GIVEN PROBLEM – In the entries that follow, find the word "name" and report each line it is on.

RECORDED INFORMATION –
• • • • •
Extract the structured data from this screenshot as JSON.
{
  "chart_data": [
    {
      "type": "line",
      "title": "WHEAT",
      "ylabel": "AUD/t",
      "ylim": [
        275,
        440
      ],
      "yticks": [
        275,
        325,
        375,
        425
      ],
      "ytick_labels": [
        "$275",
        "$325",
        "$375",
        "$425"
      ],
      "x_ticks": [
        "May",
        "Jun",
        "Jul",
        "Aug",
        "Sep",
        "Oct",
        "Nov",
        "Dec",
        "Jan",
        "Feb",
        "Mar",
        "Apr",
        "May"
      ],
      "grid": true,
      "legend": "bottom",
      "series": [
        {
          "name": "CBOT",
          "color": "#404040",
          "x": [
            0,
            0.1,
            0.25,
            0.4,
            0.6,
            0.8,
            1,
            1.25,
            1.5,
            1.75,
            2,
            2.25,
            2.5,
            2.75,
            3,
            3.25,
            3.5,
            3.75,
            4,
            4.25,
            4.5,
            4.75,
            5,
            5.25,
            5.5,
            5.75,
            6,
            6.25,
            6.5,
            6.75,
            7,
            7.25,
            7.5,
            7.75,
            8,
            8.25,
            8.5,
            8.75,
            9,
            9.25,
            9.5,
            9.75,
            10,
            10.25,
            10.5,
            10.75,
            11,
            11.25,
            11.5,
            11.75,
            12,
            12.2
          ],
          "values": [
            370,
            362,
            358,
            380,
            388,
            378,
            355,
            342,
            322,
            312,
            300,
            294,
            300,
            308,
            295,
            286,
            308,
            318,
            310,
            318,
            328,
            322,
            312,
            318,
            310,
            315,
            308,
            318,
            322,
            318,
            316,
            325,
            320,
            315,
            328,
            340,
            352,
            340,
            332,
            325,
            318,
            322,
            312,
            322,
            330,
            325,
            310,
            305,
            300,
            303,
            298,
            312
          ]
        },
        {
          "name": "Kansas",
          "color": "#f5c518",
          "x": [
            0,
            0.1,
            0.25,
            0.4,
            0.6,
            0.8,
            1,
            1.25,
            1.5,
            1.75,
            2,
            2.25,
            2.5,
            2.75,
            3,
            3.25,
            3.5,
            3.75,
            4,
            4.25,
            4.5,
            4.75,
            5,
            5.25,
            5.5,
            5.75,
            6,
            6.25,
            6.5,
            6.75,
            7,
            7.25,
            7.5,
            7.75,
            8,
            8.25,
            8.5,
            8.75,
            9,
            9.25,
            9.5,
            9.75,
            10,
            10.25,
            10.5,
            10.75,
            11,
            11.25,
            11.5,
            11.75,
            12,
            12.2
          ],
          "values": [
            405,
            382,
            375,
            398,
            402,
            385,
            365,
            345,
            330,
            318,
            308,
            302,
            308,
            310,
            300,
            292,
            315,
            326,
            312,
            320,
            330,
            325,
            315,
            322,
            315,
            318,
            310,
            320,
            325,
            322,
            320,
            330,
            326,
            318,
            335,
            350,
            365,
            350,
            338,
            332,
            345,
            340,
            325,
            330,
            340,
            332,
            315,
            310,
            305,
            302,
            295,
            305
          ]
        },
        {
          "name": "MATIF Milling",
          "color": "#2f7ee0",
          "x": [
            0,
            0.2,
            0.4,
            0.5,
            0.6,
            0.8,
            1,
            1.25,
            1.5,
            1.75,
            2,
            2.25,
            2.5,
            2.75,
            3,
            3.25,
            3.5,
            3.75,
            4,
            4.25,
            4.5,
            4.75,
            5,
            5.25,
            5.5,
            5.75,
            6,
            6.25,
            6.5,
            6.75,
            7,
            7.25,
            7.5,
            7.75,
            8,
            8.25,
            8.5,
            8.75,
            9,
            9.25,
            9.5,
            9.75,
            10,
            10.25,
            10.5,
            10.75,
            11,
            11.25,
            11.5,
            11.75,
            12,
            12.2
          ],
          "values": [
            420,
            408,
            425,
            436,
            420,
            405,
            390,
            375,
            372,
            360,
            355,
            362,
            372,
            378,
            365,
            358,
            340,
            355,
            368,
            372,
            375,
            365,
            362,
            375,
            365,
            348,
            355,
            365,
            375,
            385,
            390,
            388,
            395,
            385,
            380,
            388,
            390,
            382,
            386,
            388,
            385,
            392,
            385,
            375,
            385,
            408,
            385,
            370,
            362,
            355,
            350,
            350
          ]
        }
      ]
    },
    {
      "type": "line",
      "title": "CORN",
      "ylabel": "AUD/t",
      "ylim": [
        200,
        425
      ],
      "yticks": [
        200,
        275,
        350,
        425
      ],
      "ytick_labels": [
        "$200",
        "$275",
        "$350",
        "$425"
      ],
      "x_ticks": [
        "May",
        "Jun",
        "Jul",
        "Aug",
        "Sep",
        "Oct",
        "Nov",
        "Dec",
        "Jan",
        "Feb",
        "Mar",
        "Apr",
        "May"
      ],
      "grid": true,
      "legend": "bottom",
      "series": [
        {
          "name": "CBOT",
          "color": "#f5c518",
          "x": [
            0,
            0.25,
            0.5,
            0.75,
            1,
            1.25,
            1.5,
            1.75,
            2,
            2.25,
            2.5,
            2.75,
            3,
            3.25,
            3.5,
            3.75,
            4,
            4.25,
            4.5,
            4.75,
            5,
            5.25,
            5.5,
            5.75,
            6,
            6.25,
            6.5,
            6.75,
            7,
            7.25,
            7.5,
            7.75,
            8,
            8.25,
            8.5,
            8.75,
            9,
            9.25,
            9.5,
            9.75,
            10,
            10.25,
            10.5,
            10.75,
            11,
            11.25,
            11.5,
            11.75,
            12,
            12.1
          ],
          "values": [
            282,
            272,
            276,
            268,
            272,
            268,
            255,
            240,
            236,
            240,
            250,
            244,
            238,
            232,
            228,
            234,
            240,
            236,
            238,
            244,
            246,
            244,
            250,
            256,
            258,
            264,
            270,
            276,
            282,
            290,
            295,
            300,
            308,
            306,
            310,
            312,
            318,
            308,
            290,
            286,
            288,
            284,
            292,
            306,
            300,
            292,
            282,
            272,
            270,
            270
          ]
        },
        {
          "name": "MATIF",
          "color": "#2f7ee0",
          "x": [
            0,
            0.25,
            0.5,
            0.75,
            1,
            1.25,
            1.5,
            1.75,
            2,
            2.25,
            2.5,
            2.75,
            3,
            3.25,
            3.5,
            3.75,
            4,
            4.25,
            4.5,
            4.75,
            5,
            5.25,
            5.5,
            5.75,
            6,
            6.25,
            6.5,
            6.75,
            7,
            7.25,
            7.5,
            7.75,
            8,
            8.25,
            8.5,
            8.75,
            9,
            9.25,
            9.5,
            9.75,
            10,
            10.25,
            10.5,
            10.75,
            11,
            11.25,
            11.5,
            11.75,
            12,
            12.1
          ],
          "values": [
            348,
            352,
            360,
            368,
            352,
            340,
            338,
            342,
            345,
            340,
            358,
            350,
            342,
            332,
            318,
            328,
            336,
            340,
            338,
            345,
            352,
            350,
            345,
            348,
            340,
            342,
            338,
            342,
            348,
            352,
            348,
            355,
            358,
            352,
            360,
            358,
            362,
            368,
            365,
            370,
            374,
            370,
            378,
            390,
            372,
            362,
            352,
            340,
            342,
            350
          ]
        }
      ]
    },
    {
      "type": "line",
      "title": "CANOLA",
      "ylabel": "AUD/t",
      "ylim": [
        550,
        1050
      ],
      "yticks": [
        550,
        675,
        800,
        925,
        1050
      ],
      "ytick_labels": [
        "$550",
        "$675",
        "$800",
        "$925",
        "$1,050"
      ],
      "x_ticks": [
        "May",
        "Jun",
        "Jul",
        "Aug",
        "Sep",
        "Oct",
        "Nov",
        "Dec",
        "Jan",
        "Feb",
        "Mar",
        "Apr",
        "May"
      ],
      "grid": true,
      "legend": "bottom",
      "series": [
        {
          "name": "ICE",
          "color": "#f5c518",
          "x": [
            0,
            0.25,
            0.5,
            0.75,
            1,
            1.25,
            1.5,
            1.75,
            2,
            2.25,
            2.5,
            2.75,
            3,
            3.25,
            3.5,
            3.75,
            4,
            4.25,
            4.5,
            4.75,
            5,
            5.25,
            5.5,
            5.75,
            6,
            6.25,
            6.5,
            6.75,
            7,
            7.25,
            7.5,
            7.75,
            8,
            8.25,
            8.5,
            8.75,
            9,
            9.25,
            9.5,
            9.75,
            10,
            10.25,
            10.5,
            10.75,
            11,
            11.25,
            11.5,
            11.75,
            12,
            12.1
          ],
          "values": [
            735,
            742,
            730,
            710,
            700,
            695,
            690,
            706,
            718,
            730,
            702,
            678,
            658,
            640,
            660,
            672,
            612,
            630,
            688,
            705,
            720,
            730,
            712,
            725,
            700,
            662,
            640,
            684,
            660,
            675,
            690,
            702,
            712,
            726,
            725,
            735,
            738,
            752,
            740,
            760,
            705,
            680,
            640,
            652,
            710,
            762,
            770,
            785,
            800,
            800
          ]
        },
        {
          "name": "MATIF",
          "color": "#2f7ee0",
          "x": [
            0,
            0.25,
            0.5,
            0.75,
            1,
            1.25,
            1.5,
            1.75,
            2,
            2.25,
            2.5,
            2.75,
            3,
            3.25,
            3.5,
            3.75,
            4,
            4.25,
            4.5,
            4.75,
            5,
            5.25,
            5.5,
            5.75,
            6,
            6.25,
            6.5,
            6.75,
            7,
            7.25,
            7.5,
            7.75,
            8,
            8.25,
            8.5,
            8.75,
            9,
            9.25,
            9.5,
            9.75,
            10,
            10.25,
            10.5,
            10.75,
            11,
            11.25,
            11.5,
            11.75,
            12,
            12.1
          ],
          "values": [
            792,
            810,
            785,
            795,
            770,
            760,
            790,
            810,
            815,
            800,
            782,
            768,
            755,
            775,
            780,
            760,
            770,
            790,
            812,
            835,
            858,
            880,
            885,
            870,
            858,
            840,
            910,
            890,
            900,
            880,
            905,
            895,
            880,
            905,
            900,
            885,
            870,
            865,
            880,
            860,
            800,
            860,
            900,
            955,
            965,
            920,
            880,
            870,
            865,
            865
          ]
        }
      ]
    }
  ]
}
• • • • •
FINISHED TASK –
          "name": "CBOT",
          "name": "Kansas",
          "name": "MATIF Milling",
          "name": "CBOT",
          "name": "MATIF",
          "name": "ICE",
          "name": "MATIF",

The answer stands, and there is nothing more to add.